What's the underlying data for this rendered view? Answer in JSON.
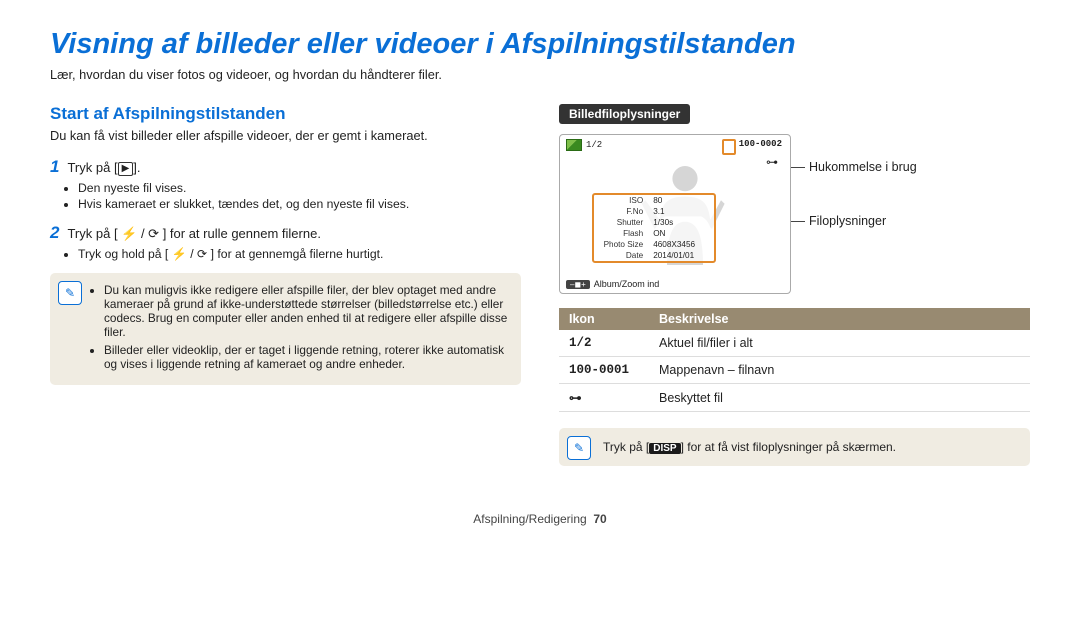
{
  "title": "Visning af billeder eller videoer i Afspilningstilstanden",
  "lead": "Lær, hvordan du viser fotos og videoer, og hvordan du håndterer filer.",
  "left": {
    "heading": "Start af Afspilningstilstanden",
    "intro": "Du kan få vist billeder eller afspille videoer, der er gemt i kameraet.",
    "step1_num": "1",
    "step1_pre": "Tryk på [",
    "step1_btn": "▶",
    "step1_post": "].",
    "step1_b1": "Den nyeste fil vises.",
    "step1_b2": "Hvis kameraet er slukket, tændes det, og den nyeste fil vises.",
    "step2_num": "2",
    "step2_text": "Tryk på [ ⚡ / ⟳ ] for at rulle gennem filerne.",
    "step2_b1": "Tryk og hold på [ ⚡ / ⟳ ] for at gennemgå filerne hurtigt.",
    "note1": "Du kan muligvis ikke redigere eller afspille filer, der blev optaget med andre kameraer på grund af ikke-understøttede størrelser (billedstørrelse etc.) eller codecs. Brug en computer eller anden enhed til at redigere eller afspille disse filer.",
    "note2": "Billeder eller videoklip, der er taget i liggende retning, roterer ikke automatisk og vises i liggende retning af kameraet og andre enheder."
  },
  "right": {
    "pill": "Billedfiloplysninger",
    "lcd": {
      "countlabel": "1/2",
      "filenum": "100-0002",
      "info": {
        "iso_l": "ISO",
        "iso_v": "80",
        "fno_l": "F.No",
        "fno_v": "3.1",
        "sh_l": "Shutter",
        "sh_v": "1/30s",
        "fl_l": "Flash",
        "fl_v": "ON",
        "ps_l": "Photo Size",
        "ps_v": "4608X3456",
        "dt_l": "Date",
        "dt_v": "2014/01/01"
      },
      "zoomchip": "–◼+",
      "bottom": "Album/Zoom ind"
    },
    "call1": "Hukommelse i brug",
    "call2": "Filoplysninger",
    "table": {
      "h_icon": "Ikon",
      "h_desc": "Beskrivelse",
      "r1_icon": "1/2",
      "r1_desc": "Aktuel fil/filer i alt",
      "r2_icon": "100-0001",
      "r2_desc": "Mappenavn – filnavn",
      "r3_icon": "⊶",
      "r3_desc": "Beskyttet fil"
    },
    "tip_pre": "Tryk på [",
    "tip_btn": "DISP",
    "tip_post": "] for at få vist filoplysninger på skærmen."
  },
  "footer_label": "Afspilning/Redigering",
  "footer_page": "70"
}
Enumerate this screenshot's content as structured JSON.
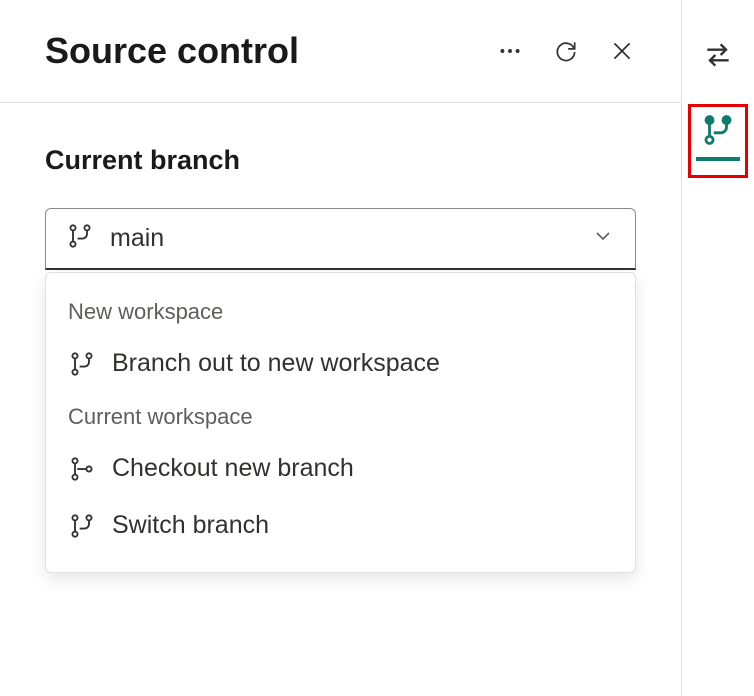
{
  "header": {
    "title": "Source control"
  },
  "section": {
    "label": "Current branch",
    "selected_value": "main"
  },
  "dropdown": {
    "groups": [
      {
        "label": "New workspace",
        "items": [
          {
            "label": "Branch out to new workspace"
          }
        ]
      },
      {
        "label": "Current workspace",
        "items": [
          {
            "label": "Checkout new branch"
          },
          {
            "label": "Switch branch"
          }
        ]
      }
    ]
  },
  "colors": {
    "accent": "#0f7b6c",
    "highlight_border": "#e60000"
  }
}
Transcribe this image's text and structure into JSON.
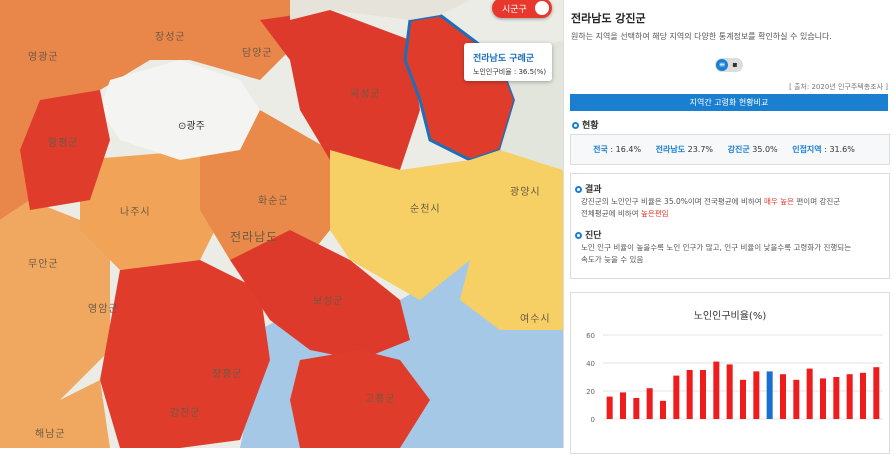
{
  "map": {
    "toggle_label": "시군구",
    "tooltip": {
      "region": "전라남도 구례군",
      "value_text": "노인인구비율 : 36.5(%)"
    },
    "gwangju": "⊙광주",
    "labels": [
      "영광군",
      "장성군",
      "담양군",
      "곡성군",
      "함평군",
      "나주시",
      "화순군",
      "전라남도",
      "순천시",
      "광양시",
      "무안군",
      "영암군",
      "보성군",
      "여수시",
      "장흥군",
      "강진군",
      "고흥군",
      "해남군",
      "담양군"
    ]
  },
  "panel": {
    "title": "전라남도 강진군",
    "description": "원하는 지역을 선택하여 해당 지역의 다양한 통계정보를 확인하실 수 있습니다.",
    "source": "[ 출처: 2020년 인구주택총조사 ]",
    "section_title": "지역간 고령화 현황비교",
    "status": {
      "heading": "현황",
      "items": [
        {
          "key": "전국",
          "value": " : 16.4%"
        },
        {
          "key": "전라남도",
          "value": " 23.7%"
        },
        {
          "key": "강진군",
          "value": " 35.0%"
        },
        {
          "key": "인접지역",
          "value": " : 31.6%"
        }
      ]
    },
    "result": {
      "heading": "결과",
      "line1_a": "강진군의 노인인구 비율은 35.0%이며 전국평균에 비하여 ",
      "line1_hl": "매우 높은",
      "line1_b": " 편이며 강진군",
      "line2_a": "전체평균에 비하여 ",
      "line2_hl": "높은편임",
      "diag_heading": "진단",
      "diag1": "노인 인구 비율이 높을수록 노인 인구가 많고, 인구 비율이 낮을수록 고령화가 진행되는",
      "diag2": "속도가 늦을 수 있음"
    }
  },
  "chart_data": {
    "type": "bar",
    "title": "노인인구비율(%)",
    "ylim": [
      0,
      60
    ],
    "yticks": [
      0,
      20,
      40,
      60
    ],
    "grid": true,
    "values": [
      16,
      19,
      15,
      22,
      13,
      31,
      35,
      35,
      41,
      39,
      28,
      34,
      34,
      32,
      28,
      36,
      29,
      30,
      32,
      33,
      37
    ],
    "highlight_index": 12,
    "colors": {
      "bar": "#ee1c1c",
      "highlight": "#1a6fd0"
    }
  }
}
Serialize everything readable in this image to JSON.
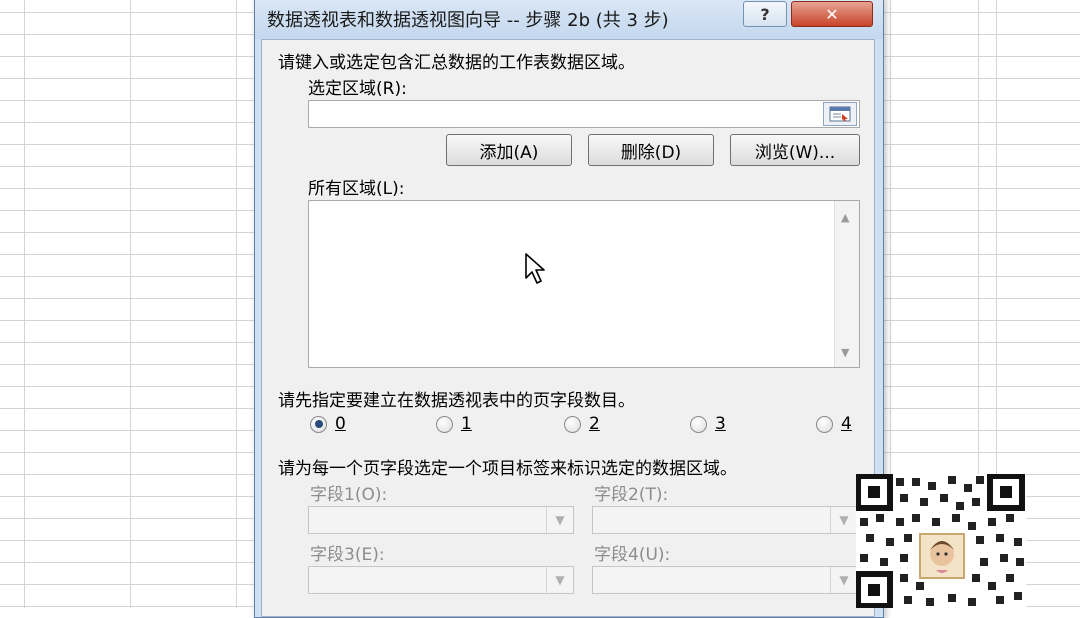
{
  "dialog": {
    "title": "数据透视表和数据透视图向导 -- 步骤 2b (共 3 步)",
    "help_label": "?",
    "close_label": "✕",
    "instruction_range": "请键入或选定包含汇总数据的工作表数据区域。",
    "range_label": "选定区域(R):",
    "range_value": "",
    "add_button": "添加(A)",
    "delete_button": "删除(D)",
    "browse_button": "浏览(W)...",
    "all_ranges_label": "所有区域(L):",
    "page_fields_instruction": "请先指定要建立在数据透视表中的页字段数目。",
    "page_field_options": [
      "0",
      "1",
      "2",
      "3",
      "4"
    ],
    "page_field_selected": "0",
    "label_instruction": "请为每一个页字段选定一个项目标签来标识选定的数据区域。",
    "field1_label": "字段1(O):",
    "field2_label": "字段2(T):",
    "field3_label": "字段3(E):",
    "field4_label": "字段4(U):"
  }
}
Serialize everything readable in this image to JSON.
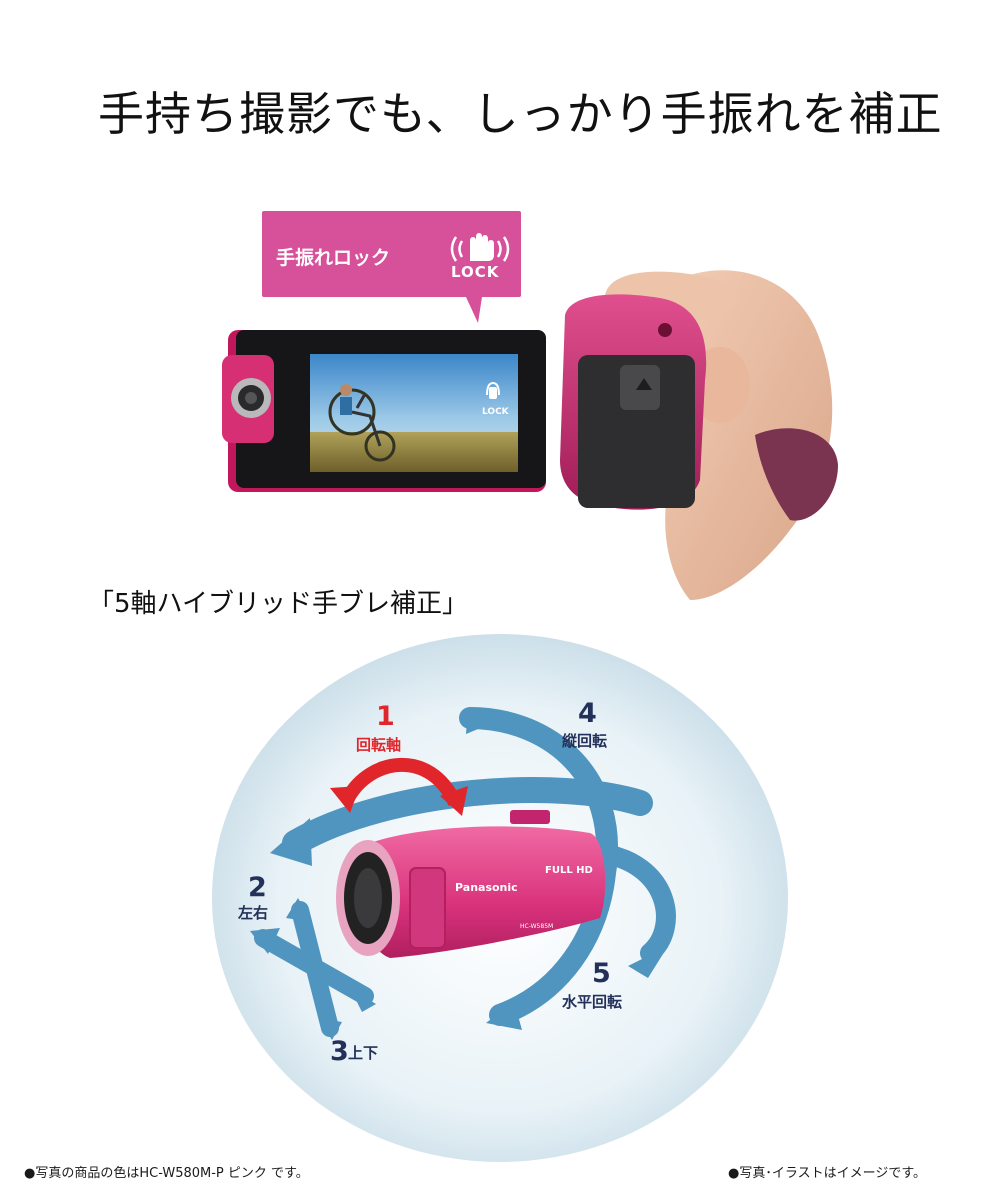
{
  "headline": "手持ち撮影でも、しっかり手振れを補正",
  "callout": {
    "text": "手振れロック",
    "lock_word": "LOCK"
  },
  "screen_badge": "LOCK",
  "feature_heading": "「5軸ハイブリッド手ブレ補正」",
  "axes": [
    {
      "number": "1",
      "label": "回転軸",
      "color": "#e0262b"
    },
    {
      "number": "2",
      "label": "左右"
    },
    {
      "number": "3",
      "label": "上下"
    },
    {
      "number": "4",
      "label": "縦回転"
    },
    {
      "number": "5",
      "label": "水平回転"
    }
  ],
  "camera_markings": {
    "brand": "Panasonic",
    "badge": "FULL HD",
    "model": "HC-W585M"
  },
  "footnotes": {
    "left": "●写真の商品の色はHC-W580M-P ピンク です。",
    "right": "●写真･イラストはイメージです。"
  },
  "colors": {
    "accent_pink": "#d6509a",
    "arrow_blue": "#4f95bf",
    "axis_text": "#23315a"
  },
  "icons": [
    "hand-lock-icon"
  ]
}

──────

Find the word "this" and list each line it appears in.

PROBLEM SOLUTION
What's the underlying data for this rendered view? Answer in JSON.
Enumerate this screenshot's content as structured JSON.
Transcribe this image's text and structure into JSON.
Serialize everything readable in this image to JSON.
Serialize everything readable in this image to JSON.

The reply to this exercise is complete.